**THE EXERCISE:** Exactly reproduce the entries, dropping any pictures from your copy.

(Dataset items)
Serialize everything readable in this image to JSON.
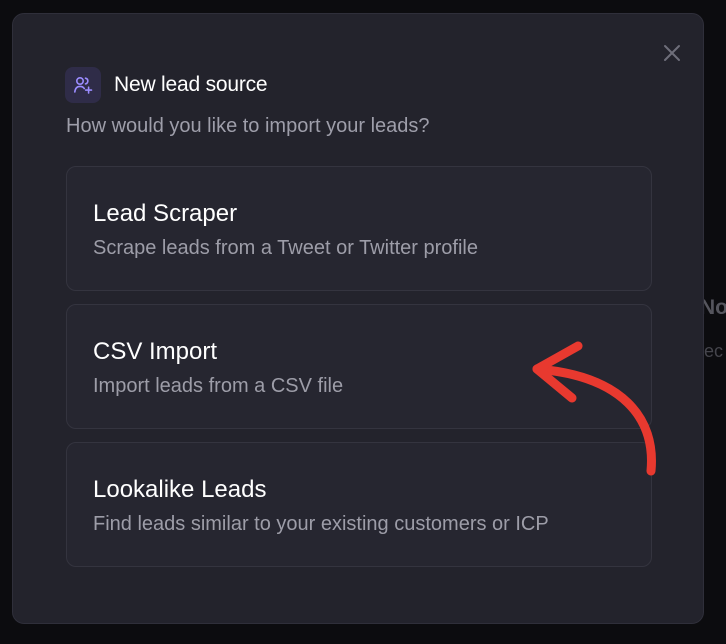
{
  "background": {
    "title_fragment": "No",
    "subtitle_fragment": "lec"
  },
  "modal": {
    "title": "New lead source",
    "subtitle": "How would you like to import your leads?",
    "icon": "users-plus-icon",
    "close_icon": "close-icon",
    "options": [
      {
        "title": "Lead Scraper",
        "description": "Scrape leads from a Tweet or Twitter profile"
      },
      {
        "title": "CSV Import",
        "description": "Import leads from a CSV file"
      },
      {
        "title": "Lookalike Leads",
        "description": "Find leads similar to your existing customers or ICP"
      }
    ]
  },
  "colors": {
    "modal_bg": "#23232c",
    "option_bg": "#262630",
    "icon_accent": "#8b7cf6",
    "annotation": "#e8392f"
  }
}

**OUTPUT OF THE TASK:**
Serialize everything readable in this image to JSON.
{
  "background": {
    "title_fragment": "No",
    "subtitle_fragment": "lec"
  },
  "modal": {
    "title": "New lead source",
    "subtitle": "How would you like to import your leads?",
    "icon": "users-plus-icon",
    "close_icon": "close-icon",
    "options": [
      {
        "title": "Lead Scraper",
        "description": "Scrape leads from a Tweet or Twitter profile"
      },
      {
        "title": "CSV Import",
        "description": "Import leads from a CSV file"
      },
      {
        "title": "Lookalike Leads",
        "description": "Find leads similar to your existing customers or ICP"
      }
    ]
  },
  "colors": {
    "modal_bg": "#23232c",
    "option_bg": "#262630",
    "icon_accent": "#8b7cf6",
    "annotation": "#e8392f"
  }
}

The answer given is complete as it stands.